→ Material for this exercise:
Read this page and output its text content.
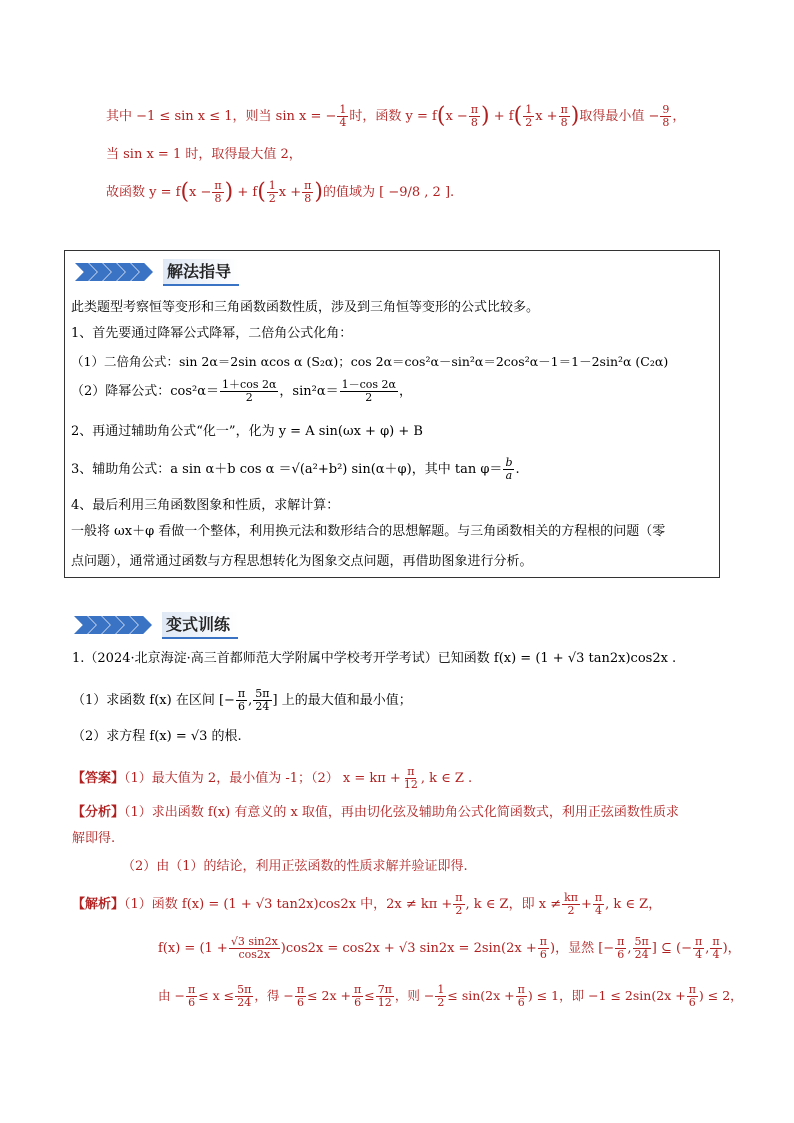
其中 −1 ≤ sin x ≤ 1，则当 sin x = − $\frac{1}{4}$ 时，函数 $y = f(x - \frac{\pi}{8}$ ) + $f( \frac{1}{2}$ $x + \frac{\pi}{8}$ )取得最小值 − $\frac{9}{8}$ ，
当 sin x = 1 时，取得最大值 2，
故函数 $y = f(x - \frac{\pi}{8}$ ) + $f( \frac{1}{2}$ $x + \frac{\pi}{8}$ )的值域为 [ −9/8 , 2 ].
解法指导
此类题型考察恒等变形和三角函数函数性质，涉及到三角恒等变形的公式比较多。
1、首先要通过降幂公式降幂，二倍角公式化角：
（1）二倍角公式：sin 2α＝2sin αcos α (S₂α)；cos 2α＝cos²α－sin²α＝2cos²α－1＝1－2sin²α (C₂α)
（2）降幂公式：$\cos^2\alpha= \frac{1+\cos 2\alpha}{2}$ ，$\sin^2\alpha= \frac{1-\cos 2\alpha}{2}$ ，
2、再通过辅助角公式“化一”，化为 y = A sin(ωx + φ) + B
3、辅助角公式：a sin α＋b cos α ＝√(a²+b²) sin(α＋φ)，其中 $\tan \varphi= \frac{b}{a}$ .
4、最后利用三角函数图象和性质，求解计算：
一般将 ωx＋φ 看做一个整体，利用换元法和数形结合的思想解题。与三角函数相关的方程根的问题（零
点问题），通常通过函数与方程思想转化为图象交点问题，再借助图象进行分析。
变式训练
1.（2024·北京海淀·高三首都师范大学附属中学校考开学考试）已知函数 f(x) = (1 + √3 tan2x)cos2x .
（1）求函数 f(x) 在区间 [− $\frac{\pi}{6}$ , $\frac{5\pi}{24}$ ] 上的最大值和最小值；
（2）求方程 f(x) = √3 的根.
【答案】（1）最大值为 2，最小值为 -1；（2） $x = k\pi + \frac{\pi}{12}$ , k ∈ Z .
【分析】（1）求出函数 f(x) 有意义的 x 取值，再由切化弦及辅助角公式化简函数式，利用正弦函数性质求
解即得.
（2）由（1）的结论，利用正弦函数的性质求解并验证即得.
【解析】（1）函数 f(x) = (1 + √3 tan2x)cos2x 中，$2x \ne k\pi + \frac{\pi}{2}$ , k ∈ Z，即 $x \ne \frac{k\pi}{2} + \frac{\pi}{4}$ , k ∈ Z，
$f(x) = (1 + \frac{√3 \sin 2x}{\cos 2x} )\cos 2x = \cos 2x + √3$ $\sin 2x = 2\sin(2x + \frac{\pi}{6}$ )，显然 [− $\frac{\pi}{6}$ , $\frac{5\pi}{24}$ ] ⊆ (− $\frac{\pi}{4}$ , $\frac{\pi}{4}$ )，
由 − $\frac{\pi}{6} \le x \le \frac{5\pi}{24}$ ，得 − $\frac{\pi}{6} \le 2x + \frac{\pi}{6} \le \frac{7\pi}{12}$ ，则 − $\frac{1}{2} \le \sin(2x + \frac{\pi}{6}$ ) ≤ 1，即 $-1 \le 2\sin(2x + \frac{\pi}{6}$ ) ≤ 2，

→ Written exercise: Using the records above, gather all lines where the string "frac" is present.

→ Exercise response:
其中 −1 ≤ sin x ≤ 1，则当 sin x = − $\frac{1}{4}$ 时，函数 $y = f(x - \frac{\pi}{8}$ ) + $f( \frac{1}{2}$ $x + \frac{\pi}{8}$ )取得最小值 − $\frac{9}{8}$ ，
故函数 $y = f(x - \frac{\pi}{8}$ ) + $f( \frac{1}{2}$ $x + \frac{\pi}{8}$ )的值域为 [ −9/8 , 2 ].
（2）降幂公式：$\cos^2\alpha= \frac{1+\cos 2\alpha}{2}$ ，$\sin^2\alpha= \frac{1-\cos 2\alpha}{2}$ ，
3、辅助角公式：a sin α＋b cos α ＝√(a²+b²) sin(α＋φ)，其中 $\tan \varphi= \frac{b}{a}$ .
（1）求函数 f(x) 在区间 [− $\frac{\pi}{6}$ , $\frac{5\pi}{24}$ ] 上的最大值和最小值；
【答案】（1）最大值为 2，最小值为 -1；（2） $x = k\pi + \frac{\pi}{12}$ , k ∈ Z .
【解析】（1）函数 f(x) = (1 + √3 tan2x)cos2x 中，$2x \ne k\pi + \frac{\pi}{2}$ , k ∈ Z，即 $x \ne \frac{k\pi}{2} + \frac{\pi}{4}$ , k ∈ Z，
$f(x) = (1 + \frac{√3 \sin 2x}{\cos 2x} )\cos 2x = \cos 2x + √3$ $\sin 2x = 2\sin(2x + \frac{\pi}{6}$ )，显然 [− $\frac{\pi}{6}$ , $\frac{5\pi}{24}$ ] ⊆ (− $\frac{\pi}{4}$ , $\frac{\pi}{4}$ )，
由 − $\frac{\pi}{6} \le x \le \frac{5\pi}{24}$ ，得 − $\frac{\pi}{6} \le 2x + \frac{\pi}{6} \le \frac{7\pi}{12}$ ，则 − $\frac{1}{2} \le \sin(2x + \frac{\pi}{6}$ ) ≤ 1，即 $-1 \le 2\sin(2x + \frac{\pi}{6}$ ) ≤ 2，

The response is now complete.